▶ [Stored rows]:

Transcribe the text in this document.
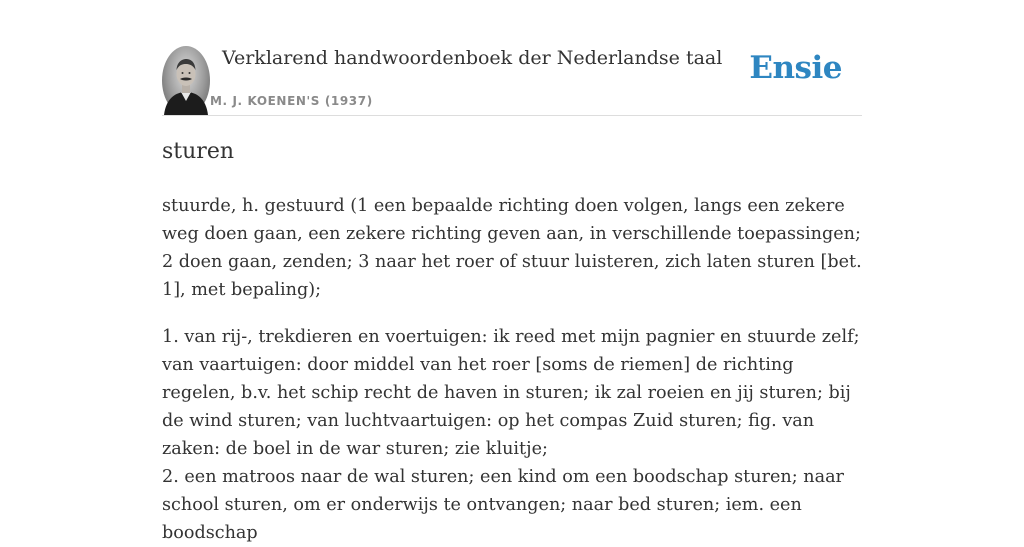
Verklarend handwoordenboek der Nederlandse taal
M. J. KOENEN'S (1937)
Ensie
sturen

stuurde, h. gestuurd (1 een bepaalde richting doen volgen, langs een zekere weg doen gaan, een zekere richting geven aan, in verschillende toepassingen; 2 doen gaan, zenden; 3 naar het roer of stuur luisteren, zich laten sturen [bet. 1], met bepaling);

1. van rij-, trekdieren en voertuigen: ik reed met mijn pagnier en stuurde zelf; van vaartuigen: door middel van het roer [soms de riemen] de richting regelen, b.v. het schip recht de haven in sturen; ik zal roeien en jij sturen; bij de wind sturen; van luchtvaartuigen: op het compas Zuid sturen; fig. van zaken: de boel in de war sturen; zie kluitje;
2. een matroos naar de wal sturen; een kind om een boodschap sturen; naar school sturen, om er onderwijs te ontvangen; naar bed sturen; iem. een boodschap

▶ [Exercise details]: Using the listing above, show every line that includes the string "richting".

▶ [Solution]:
stuurde, h. gestuurd (1 een bepaalde richting doen volgen, langs een zekere weg doen gaan, een zekere richting geven aan, in verschillende toepassingen; 2 doen gaan, zenden; 3 naar het roer of stuur luisteren, zich laten sturen [bet. 1], met bepaling);
1. van rij-, trekdieren en voertuigen: ik reed met mijn pagnier en stuurde zelf; van vaartuigen: door middel van het roer [soms de riemen] de richting regelen, b.v. het schip recht de haven in sturen; ik zal roeien en jij sturen; bij de wind sturen; van luchtvaartuigen: op het compas Zuid sturen; fig. van zaken: de boel in de war sturen; zie kluitje;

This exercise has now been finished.